* DATA SHOWN
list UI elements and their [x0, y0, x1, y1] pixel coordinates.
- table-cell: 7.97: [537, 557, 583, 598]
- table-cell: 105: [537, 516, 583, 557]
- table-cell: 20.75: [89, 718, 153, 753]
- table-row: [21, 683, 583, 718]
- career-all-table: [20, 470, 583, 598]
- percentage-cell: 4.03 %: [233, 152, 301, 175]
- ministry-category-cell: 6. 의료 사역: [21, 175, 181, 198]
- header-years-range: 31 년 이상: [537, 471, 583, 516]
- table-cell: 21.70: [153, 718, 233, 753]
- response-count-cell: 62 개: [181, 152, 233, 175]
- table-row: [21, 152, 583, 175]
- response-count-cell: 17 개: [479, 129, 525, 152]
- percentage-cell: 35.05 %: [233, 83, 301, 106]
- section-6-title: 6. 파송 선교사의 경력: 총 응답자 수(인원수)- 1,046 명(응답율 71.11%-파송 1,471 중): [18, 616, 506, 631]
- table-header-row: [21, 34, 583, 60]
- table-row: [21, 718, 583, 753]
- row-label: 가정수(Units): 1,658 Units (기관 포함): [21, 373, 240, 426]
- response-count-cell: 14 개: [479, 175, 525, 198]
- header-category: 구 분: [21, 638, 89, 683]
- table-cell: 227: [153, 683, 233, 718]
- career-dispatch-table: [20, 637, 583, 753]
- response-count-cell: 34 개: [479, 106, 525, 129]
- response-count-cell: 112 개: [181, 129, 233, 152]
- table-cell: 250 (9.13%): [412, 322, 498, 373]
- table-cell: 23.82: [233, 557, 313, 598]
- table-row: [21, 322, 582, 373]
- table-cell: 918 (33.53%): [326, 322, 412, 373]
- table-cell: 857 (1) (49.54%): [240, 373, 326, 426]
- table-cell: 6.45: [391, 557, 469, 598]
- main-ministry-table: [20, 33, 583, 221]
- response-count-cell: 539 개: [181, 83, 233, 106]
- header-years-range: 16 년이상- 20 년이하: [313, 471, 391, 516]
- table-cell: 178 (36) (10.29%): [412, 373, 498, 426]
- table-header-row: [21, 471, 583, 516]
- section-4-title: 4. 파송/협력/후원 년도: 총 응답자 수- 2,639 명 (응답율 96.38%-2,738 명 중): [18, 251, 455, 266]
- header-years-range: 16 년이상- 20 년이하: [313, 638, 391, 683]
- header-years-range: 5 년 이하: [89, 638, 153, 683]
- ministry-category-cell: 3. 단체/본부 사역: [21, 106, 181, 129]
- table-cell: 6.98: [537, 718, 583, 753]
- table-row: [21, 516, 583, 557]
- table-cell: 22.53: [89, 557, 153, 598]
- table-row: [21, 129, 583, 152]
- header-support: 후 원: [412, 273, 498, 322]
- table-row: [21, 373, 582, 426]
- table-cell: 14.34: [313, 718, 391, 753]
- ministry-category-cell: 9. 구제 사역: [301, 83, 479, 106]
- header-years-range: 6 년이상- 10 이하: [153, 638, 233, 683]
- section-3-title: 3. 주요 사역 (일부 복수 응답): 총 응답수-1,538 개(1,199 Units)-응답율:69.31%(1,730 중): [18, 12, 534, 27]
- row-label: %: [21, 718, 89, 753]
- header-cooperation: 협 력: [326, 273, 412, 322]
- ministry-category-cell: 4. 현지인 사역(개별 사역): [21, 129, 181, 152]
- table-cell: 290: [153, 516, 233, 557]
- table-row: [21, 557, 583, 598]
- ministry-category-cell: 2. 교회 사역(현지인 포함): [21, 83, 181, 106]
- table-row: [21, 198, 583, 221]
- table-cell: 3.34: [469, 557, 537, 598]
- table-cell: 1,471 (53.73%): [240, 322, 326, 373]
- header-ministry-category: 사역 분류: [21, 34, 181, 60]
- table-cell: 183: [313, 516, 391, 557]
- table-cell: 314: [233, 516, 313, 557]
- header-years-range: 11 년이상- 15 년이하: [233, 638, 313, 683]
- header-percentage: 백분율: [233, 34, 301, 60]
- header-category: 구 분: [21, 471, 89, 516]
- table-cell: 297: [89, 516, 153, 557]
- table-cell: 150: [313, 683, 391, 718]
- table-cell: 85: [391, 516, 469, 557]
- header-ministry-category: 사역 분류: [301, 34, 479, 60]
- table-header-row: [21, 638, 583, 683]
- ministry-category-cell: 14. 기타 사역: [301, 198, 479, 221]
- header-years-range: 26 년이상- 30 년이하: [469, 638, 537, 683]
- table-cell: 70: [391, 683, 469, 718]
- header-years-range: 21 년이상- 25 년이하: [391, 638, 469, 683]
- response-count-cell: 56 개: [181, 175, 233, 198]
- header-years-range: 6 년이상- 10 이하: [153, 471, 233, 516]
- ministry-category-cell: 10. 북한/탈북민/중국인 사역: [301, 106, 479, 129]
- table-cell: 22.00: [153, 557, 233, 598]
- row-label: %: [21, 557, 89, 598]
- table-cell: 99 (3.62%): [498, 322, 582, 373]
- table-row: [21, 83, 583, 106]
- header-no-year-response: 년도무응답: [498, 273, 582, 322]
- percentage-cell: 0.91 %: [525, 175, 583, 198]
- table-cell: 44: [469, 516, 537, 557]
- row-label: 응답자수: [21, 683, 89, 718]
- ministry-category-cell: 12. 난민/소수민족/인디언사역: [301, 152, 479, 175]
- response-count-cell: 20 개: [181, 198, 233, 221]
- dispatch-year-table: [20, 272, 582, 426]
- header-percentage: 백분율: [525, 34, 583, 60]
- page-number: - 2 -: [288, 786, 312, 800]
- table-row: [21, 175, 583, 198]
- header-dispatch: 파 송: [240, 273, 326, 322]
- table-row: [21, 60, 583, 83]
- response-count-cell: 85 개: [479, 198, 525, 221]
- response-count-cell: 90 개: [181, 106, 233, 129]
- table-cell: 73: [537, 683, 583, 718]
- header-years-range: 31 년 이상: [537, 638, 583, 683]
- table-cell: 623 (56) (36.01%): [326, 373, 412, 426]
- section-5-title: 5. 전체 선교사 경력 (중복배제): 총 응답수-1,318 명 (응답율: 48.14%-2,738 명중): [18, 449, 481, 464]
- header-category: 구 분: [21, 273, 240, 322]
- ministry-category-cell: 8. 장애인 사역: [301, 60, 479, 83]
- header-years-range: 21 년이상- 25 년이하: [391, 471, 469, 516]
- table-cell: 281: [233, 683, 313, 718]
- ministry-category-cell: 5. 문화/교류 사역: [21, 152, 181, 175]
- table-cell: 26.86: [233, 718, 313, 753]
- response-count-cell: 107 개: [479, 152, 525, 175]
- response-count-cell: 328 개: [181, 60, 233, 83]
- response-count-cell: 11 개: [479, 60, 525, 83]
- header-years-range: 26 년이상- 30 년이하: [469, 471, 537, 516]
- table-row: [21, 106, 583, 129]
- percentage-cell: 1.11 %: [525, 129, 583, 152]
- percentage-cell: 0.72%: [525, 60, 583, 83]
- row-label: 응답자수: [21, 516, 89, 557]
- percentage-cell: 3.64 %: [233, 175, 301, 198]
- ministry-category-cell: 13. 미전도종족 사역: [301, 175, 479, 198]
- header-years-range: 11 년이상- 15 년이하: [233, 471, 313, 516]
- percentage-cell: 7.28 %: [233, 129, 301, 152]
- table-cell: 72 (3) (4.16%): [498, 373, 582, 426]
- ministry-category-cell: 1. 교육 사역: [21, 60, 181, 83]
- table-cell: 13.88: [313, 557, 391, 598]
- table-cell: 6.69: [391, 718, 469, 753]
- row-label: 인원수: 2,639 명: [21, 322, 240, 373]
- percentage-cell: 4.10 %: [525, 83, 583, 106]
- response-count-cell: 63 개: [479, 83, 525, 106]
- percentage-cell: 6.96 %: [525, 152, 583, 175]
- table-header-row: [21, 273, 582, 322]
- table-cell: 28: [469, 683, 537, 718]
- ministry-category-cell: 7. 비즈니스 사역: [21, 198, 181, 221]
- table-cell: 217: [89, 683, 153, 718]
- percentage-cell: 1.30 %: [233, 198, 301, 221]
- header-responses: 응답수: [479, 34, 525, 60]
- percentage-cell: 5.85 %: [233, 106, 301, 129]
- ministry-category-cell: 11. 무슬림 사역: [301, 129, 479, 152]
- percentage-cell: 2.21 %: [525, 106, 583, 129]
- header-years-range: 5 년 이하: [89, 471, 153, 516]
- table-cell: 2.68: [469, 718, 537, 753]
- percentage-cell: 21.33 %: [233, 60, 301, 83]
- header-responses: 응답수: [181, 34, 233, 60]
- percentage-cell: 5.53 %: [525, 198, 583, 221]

* PROBLEM DESCRIPTION
Reproduce the rows from the very first line through the line containing "- response-count-cell: 112", substituting "data-row" for every "table-row" and leaving everything else unchanged.

* EXERCISE SOLUTION
list UI elements and their [x0, y0, x1, y1] pixel coordinates.
- table-cell: 7.97: [537, 557, 583, 598]
- table-cell: 105: [537, 516, 583, 557]
- table-cell: 20.75: [89, 718, 153, 753]
- data-row: [21, 683, 583, 718]
- career-all-table: [20, 470, 583, 598]
- percentage-cell: 4.03 %: [233, 152, 301, 175]
- ministry-category-cell: 6. 의료 사역: [21, 175, 181, 198]
- header-years-range: 31 년 이상: [537, 471, 583, 516]
- table-cell: 21.70: [153, 718, 233, 753]
- response-count-cell: 62 개: [181, 152, 233, 175]
- data-row: [21, 152, 583, 175]
- response-count-cell: 17 개: [479, 129, 525, 152]
- percentage-cell: 35.05 %: [233, 83, 301, 106]
- section-6-title: 6. 파송 선교사의 경력: 총 응답자 수(인원수)- 1,046 명(응답율 71.11%-파송 1,471 중): [18, 616, 506, 631]
- table-header-row: [21, 34, 583, 60]
- data-row: [21, 718, 583, 753]
- row-label: 가정수(Units): 1,658 Units (기관 포함): [21, 373, 240, 426]
- response-count-cell: 14 개: [479, 175, 525, 198]
- header-category: 구 분: [21, 638, 89, 683]
- table-cell: 227: [153, 683, 233, 718]
- career-dispatch-table: [20, 637, 583, 753]
- response-count-cell: 34 개: [479, 106, 525, 129]
- response-count-cell: 112 개: [181, 129, 233, 152]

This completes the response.